WORK TO BE COMPLETED –
Repeat everything in the material exactly.

GIVEN RECORDS –

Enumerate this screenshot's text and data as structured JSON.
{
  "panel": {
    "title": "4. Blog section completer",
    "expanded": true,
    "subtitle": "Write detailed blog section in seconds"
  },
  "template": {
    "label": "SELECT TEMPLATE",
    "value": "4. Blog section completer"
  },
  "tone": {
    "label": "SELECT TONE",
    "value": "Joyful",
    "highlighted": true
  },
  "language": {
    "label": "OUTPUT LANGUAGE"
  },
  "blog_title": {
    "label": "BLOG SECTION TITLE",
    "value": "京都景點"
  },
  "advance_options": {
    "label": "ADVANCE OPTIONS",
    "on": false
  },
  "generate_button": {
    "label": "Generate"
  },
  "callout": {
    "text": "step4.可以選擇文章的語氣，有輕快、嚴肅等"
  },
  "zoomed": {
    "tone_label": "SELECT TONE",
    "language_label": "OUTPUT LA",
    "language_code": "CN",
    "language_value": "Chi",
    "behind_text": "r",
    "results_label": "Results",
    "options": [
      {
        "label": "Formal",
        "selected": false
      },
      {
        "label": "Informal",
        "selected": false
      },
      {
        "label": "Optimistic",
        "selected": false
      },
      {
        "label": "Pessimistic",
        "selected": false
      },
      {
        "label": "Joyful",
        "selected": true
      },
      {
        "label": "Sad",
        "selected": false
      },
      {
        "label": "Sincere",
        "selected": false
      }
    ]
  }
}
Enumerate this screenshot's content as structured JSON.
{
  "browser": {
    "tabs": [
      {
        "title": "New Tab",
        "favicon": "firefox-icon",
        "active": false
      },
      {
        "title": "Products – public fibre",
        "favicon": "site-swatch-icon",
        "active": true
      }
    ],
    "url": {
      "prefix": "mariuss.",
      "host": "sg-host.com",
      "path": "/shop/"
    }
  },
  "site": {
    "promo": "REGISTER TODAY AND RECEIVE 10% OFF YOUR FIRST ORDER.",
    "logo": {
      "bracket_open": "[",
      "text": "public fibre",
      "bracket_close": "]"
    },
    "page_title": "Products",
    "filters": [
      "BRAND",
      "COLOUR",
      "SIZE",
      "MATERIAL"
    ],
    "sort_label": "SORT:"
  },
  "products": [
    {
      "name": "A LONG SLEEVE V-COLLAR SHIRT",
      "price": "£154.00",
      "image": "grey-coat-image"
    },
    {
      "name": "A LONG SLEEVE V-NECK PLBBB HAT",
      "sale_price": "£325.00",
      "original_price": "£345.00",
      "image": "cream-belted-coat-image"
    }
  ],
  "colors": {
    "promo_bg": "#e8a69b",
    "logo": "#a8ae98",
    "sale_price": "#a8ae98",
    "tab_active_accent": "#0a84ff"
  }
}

ANSWER TO THIS TASK –
Enumerate this screenshot's text and data as structured JSON.
{
  "panel": {
    "title": "4. Blog section completer",
    "expanded": true,
    "subtitle": "Write detailed blog section in seconds"
  },
  "template": {
    "label": "SELECT TEMPLATE",
    "value": "4. Blog section completer"
  },
  "tone": {
    "label": "SELECT TONE",
    "value": "Joyful",
    "highlighted": true
  },
  "language": {
    "label": "OUTPUT LANGUAGE"
  },
  "blog_title": {
    "label": "BLOG SECTION TITLE",
    "value": "京都景點"
  },
  "advance_options": {
    "label": "ADVANCE OPTIONS",
    "on": false
  },
  "generate_button": {
    "label": "Generate"
  },
  "callout": {
    "text": "step4.可以選擇文章的語氣，有輕快、嚴肅等"
  },
  "zoomed": {
    "tone_label": "SELECT TONE",
    "language_label": "OUTPUT LA",
    "language_code": "CN",
    "language_value": "Chi",
    "behind_text": "r",
    "results_label": "Results",
    "options": [
      {
        "label": "Formal",
        "selected": false
      },
      {
        "label": "Informal",
        "selected": false
      },
      {
        "label": "Optimistic",
        "selected": false
      },
      {
        "label": "Pessimistic",
        "selected": false
      },
      {
        "label": "Joyful",
        "selected": true
      },
      {
        "label": "Sad",
        "selected": false
      },
      {
        "label": "Sincere",
        "selected": false
      }
    ]
  }
}
Enumerate this screenshot's content as structured JSON.
{
  "browser": {
    "tabs": [
      {
        "title": "New Tab",
        "favicon": "firefox-icon",
        "active": false
      },
      {
        "title": "Products – public fibre",
        "favicon": "site-swatch-icon",
        "active": true
      }
    ],
    "url": {
      "prefix": "mariuss.",
      "host": "sg-host.com",
      "path": "/shop/"
    }
  },
  "site": {
    "promo": "REGISTER TODAY AND RECEIVE 10% OFF YOUR FIRST ORDER.",
    "logo": {
      "bracket_open": "[",
      "text": "public fibre",
      "bracket_close": "]"
    },
    "page_title": "Products",
    "filters": [
      "BRAND",
      "COLOUR",
      "SIZE",
      "MATERIAL"
    ],
    "sort_label": "SORT:"
  },
  "products": [
    {
      "name": "A LONG SLEEVE V-COLLAR SHIRT",
      "price": "£154.00",
      "image": "grey-coat-image"
    },
    {
      "name": "A LONG SLEEVE V-NECK PLBBB HAT",
      "sale_price": "£325.00",
      "original_price": "£345.00",
      "image": "cream-belted-coat-image"
    }
  ],
  "colors": {
    "promo_bg": "#e8a69b",
    "logo": "#a8ae98",
    "sale_price": "#a8ae98",
    "tab_active_accent": "#0a84ff"
  }
}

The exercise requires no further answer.